### DIRECTIVE
Copy each line with the word "Heicklen" in it.

### DATA SECTION
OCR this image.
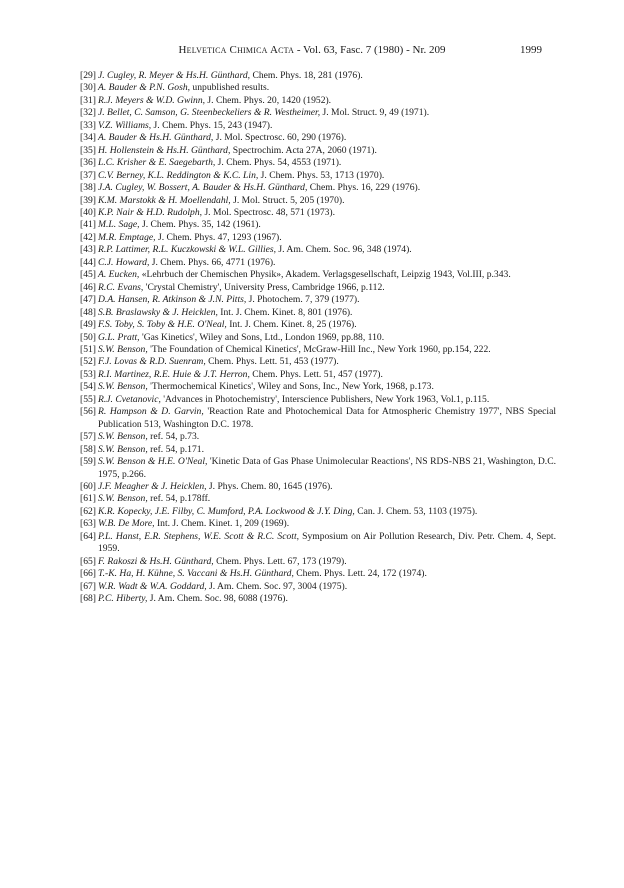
Helvetica Chimica Acta - Vol. 63, Fasc. 7 (1980) - Nr. 209	1999
[29] J. Cugley, R. Meyer & Hs.H. Günthard, Chem. Phys. 18, 281 (1976).
[30] A. Bauder & P.N. Gosh, unpublished results.
[31] R.J. Meyers & W.D. Gwinn, J. Chem. Phys. 20, 1420 (1952).
[32] J. Bellet, C. Samson, G. Steenbeckeliers & R. Westheimer, J. Mol. Struct. 9, 49 (1971).
[33] V.Z. Williams, J. Chem. Phys. 15, 243 (1947).
[34] A. Bauder & Hs.H. Günthard, J. Mol. Spectrosc. 60, 290 (1976).
[35] H. Hollenstein & Hs.H. Günthard, Spectrochim. Acta 27A, 2060 (1971).
[36] L.C. Krisher & E. Saegebarth, J. Chem. Phys. 54, 4553 (1971).
[37] C.V. Berney, K.L. Reddington & K.C. Lin, J. Chem. Phys. 53, 1713 (1970).
[38] J.A. Cugley, W. Bossert, A. Bauder & Hs.H. Günthard, Chem. Phys. 16, 229 (1976).
[39] K.M. Marstokk & H. Moellendahl, J. Mol. Struct. 5, 205 (1970).
[40] K.P. Nair & H.D. Rudolph, J. Mol. Spectrosc. 48, 571 (1973).
[41] M.L. Sage, J. Chem. Phys. 35, 142 (1961).
[42] M.R. Emptage, J. Chem. Phys. 47, 1293 (1967).
[43] R.P. Lattimer, R.L. Kuczkowski & W.L. Gillies, J. Am. Chem. Soc. 96, 348 (1974).
[44] C.J. Howard, J. Chem. Phys. 66, 4771 (1976).
[45] A. Eucken, «Lehrbuch der Chemischen Physik», Akadem. Verlagsgesellschaft, Leipzig 1943, Vol.III, p.343.
[46] R.C. Evans, 'Crystal Chemistry', University Press, Cambridge 1966, p.112.
[47] D.A. Hansen, R. Atkinson & J.N. Pitts, J. Photochem. 7, 379 (1977).
[48] S.B. Braslawsky & J. Heicklen, Int. J. Chem. Kinet. 8, 801 (1976).
[49] F.S. Toby, S. Toby & H.E. O'Neal, Int. J. Chem. Kinet. 8, 25 (1976).
[50] G.L. Pratt, 'Gas Kinetics', Wiley and Sons, Ltd., London 1969, pp.88, 110.
[51] S.W. Benson, 'The Foundation of Chemical Kinetics', McGraw-Hill Inc., New York 1960, pp.154, 222.
[52] F.J. Lovas & R.D. Suenram, Chem. Phys. Lett. 51, 453 (1977).
[53] R.I. Martinez, R.E. Huie & J.T. Herron, Chem. Phys. Lett. 51, 457 (1977).
[54] S.W. Benson, 'Thermochemical Kinetics', Wiley and Sons, Inc., New York, 1968, p.173.
[55] R.J. Cvetanovic, 'Advances in Photochemistry', Interscience Publishers, New York 1963, Vol.1, p.115.
[56] R. Hampson & D. Garvin, 'Reaction Rate and Photochemical Data for Atmospheric Chemistry 1977', NBS Special Publication 513, Washington D.C. 1978.
[57] S.W. Benson, ref. 54, p.73.
[58] S.W. Benson, ref. 54, p.171.
[59] S.W. Benson & H.E. O'Neal, 'Kinetic Data of Gas Phase Unimolecular Reactions', NS RDS-NBS 21, Washington, D.C. 1975, p.266.
[60] J.F. Meagher & J. Heicklen, J. Phys. Chem. 80, 1645 (1976).
[61] S.W. Benson, ref. 54, p.178ff.
[62] K.R. Kopecky, J.E. Filby, C. Mumford, P.A. Lockwood & J.Y. Ding, Can. J. Chem. 53, 1103 (1975).
[63] W.B. De More, Int. J. Chem. Kinet. 1, 209 (1969).
[64] P.L. Hanst, E.R. Stephens, W.E. Scott & R.C. Scott, Symposium on Air Pollution Research, Div. Petr. Chem. 4, Sept. 1959.
[65] F. Rakoszi & Hs.H. Günthard, Chem. Phys. Lett. 67, 173 (1979).
[66] T.-K. Ha, H. Kühne, S. Vaccani & Hs.H. Günthard, Chem. Phys. Lett. 24, 172 (1974).
[67] W.R. Wadt & W.A. Goddard, J. Am. Chem. Soc. 97, 3004 (1975).
[68] P.C. Hiberty, J. Am. Chem. Soc. 98, 6088 (1976).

### ANSWER
[48] S.B. Braslawsky & J. Heicklen, Int. J. Chem. Kinet. 8, 801 (1976).
[60] J.F. Meagher & J. Heicklen, J. Phys. Chem. 80, 1645 (1976).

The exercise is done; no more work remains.